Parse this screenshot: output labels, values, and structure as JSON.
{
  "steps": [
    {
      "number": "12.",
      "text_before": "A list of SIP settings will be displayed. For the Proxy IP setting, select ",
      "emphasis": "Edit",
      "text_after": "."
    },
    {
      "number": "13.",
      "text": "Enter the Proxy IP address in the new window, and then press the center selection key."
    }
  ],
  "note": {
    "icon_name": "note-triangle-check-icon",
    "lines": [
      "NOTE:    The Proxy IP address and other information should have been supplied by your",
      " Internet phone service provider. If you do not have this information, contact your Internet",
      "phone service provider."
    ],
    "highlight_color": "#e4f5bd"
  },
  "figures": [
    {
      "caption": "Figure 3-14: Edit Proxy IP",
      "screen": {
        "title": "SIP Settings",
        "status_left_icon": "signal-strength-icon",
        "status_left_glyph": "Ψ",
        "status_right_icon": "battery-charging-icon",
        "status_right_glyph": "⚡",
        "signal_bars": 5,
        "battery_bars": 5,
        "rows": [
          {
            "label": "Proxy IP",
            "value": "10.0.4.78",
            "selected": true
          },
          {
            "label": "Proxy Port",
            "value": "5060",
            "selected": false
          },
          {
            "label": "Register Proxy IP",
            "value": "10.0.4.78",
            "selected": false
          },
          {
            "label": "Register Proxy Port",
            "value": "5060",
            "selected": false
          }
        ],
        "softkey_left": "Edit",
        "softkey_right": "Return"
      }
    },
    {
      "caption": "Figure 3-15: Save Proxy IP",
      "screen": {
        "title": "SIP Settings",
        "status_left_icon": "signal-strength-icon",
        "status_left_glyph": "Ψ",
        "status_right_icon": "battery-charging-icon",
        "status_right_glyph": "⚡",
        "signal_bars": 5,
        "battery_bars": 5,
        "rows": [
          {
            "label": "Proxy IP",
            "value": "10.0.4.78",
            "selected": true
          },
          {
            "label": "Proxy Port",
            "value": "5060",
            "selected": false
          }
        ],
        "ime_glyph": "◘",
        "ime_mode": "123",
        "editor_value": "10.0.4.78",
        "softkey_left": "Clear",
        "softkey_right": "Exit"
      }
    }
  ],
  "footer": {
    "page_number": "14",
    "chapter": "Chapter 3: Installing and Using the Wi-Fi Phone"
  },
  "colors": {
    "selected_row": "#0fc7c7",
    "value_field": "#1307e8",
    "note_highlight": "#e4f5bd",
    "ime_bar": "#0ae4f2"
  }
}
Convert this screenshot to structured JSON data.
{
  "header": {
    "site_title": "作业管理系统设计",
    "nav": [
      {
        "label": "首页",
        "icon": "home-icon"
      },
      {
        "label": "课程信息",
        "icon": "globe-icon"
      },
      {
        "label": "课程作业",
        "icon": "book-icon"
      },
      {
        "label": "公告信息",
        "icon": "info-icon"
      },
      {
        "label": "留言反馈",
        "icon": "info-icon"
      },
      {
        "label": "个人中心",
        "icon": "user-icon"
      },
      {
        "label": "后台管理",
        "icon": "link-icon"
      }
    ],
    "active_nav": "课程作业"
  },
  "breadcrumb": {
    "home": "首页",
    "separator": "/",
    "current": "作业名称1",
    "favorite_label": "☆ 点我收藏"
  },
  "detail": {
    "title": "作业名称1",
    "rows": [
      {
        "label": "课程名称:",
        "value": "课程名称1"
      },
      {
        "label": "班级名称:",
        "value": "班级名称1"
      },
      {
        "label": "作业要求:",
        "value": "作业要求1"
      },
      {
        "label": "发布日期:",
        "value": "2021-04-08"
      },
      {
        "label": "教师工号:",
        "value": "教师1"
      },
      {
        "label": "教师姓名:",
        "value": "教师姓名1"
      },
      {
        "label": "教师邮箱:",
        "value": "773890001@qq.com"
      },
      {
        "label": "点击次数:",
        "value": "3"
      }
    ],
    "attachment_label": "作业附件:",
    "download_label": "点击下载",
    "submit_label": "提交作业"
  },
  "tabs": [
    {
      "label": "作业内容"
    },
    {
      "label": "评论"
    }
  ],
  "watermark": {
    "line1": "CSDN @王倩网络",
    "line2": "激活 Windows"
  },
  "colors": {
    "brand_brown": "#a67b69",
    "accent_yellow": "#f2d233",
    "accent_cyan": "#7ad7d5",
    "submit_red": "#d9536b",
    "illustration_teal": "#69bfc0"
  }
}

--------------------------------------------------

> **Directions for this task**
Reproduce the material verbatim, line by line.

> **Output below**
Parse this screenshot: output labels, values, and structure as JSON.
{
  "steps": [
    {
      "number": "12.",
      "text_before": "A list of SIP settings will be displayed. For the Proxy IP setting, select ",
      "emphasis": "Edit",
      "text_after": "."
    },
    {
      "number": "13.",
      "text": "Enter the Proxy IP address in the new window, and then press the center selection key."
    }
  ],
  "note": {
    "icon_name": "note-triangle-check-icon",
    "lines": [
      "NOTE:    The Proxy IP address and other information should have been supplied by your",
      " Internet phone service provider. If you do not have this information, contact your Internet",
      "phone service provider."
    ],
    "highlight_color": "#e4f5bd"
  },
  "figures": [
    {
      "caption": "Figure 3-14: Edit Proxy IP",
      "screen": {
        "title": "SIP Settings",
        "status_left_icon": "signal-strength-icon",
        "status_left_glyph": "Ψ",
        "status_right_icon": "battery-charging-icon",
        "status_right_glyph": "⚡",
        "signal_bars": 5,
        "battery_bars": 5,
        "rows": [
          {
            "label": "Proxy IP",
            "value": "10.0.4.78",
            "selected": true
          },
          {
            "label": "Proxy Port",
            "value": "5060",
            "selected": false
          },
          {
            "label": "Register Proxy IP",
            "value": "10.0.4.78",
            "selected": false
          },
          {
            "label": "Register Proxy Port",
            "value": "5060",
            "selected": false
          }
        ],
        "softkey_left": "Edit",
        "softkey_right": "Return"
      }
    },
    {
      "caption": "Figure 3-15: Save Proxy IP",
      "screen": {
        "title": "SIP Settings",
        "status_left_icon": "signal-strength-icon",
        "status_left_glyph": "Ψ",
        "status_right_icon": "battery-charging-icon",
        "status_right_glyph": "⚡",
        "signal_bars": 5,
        "battery_bars": 5,
        "rows": [
          {
            "label": "Proxy IP",
            "value": "10.0.4.78",
            "selected": true
          },
          {
            "label": "Proxy Port",
            "value": "5060",
            "selected": false
          }
        ],
        "ime_glyph": "◘",
        "ime_mode": "123",
        "editor_value": "10.0.4.78",
        "softkey_left": "Clear",
        "softkey_right": "Exit"
      }
    }
  ],
  "footer": {
    "page_number": "14",
    "chapter": "Chapter 3: Installing and Using the Wi-Fi Phone"
  },
  "colors": {
    "selected_row": "#0fc7c7",
    "value_field": "#1307e8",
    "note_highlight": "#e4f5bd",
    "ime_bar": "#0ae4f2"
  }
}
Convert this screenshot to structured JSON data.
{
  "header": {
    "site_title": "作业管理系统设计",
    "nav": [
      {
        "label": "首页",
        "icon": "home-icon"
      },
      {
        "label": "课程信息",
        "icon": "globe-icon"
      },
      {
        "label": "课程作业",
        "icon": "book-icon"
      },
      {
        "label": "公告信息",
        "icon": "info-icon"
      },
      {
        "label": "留言反馈",
        "icon": "info-icon"
      },
      {
        "label": "个人中心",
        "icon": "user-icon"
      },
      {
        "label": "后台管理",
        "icon": "link-icon"
      }
    ],
    "active_nav": "课程作业"
  },
  "breadcrumb": {
    "home": "首页",
    "separator": "/",
    "current": "作业名称1",
    "favorite_label": "☆ 点我收藏"
  },
  "detail": {
    "title": "作业名称1",
    "rows": [
      {
        "label": "课程名称:",
        "value": "课程名称1"
      },
      {
        "label": "班级名称:",
        "value": "班级名称1"
      },
      {
        "label": "作业要求:",
        "value": "作业要求1"
      },
      {
        "label": "发布日期:",
        "value": "2021-04-08"
      },
      {
        "label": "教师工号:",
        "value": "教师1"
      },
      {
        "label": "教师姓名:",
        "value": "教师姓名1"
      },
      {
        "label": "教师邮箱:",
        "value": "773890001@qq.com"
      },
      {
        "label": "点击次数:",
        "value": "3"
      }
    ],
    "attachment_label": "作业附件:",
    "download_label": "点击下载",
    "submit_label": "提交作业"
  },
  "tabs": [
    {
      "label": "作业内容"
    },
    {
      "label": "评论"
    }
  ],
  "watermark": {
    "line1": "CSDN @王倩网络",
    "line2": "激活 Windows"
  },
  "colors": {
    "brand_brown": "#a67b69",
    "accent_yellow": "#f2d233",
    "accent_cyan": "#7ad7d5",
    "submit_red": "#d9536b",
    "illustration_teal": "#69bfc0"
  }
}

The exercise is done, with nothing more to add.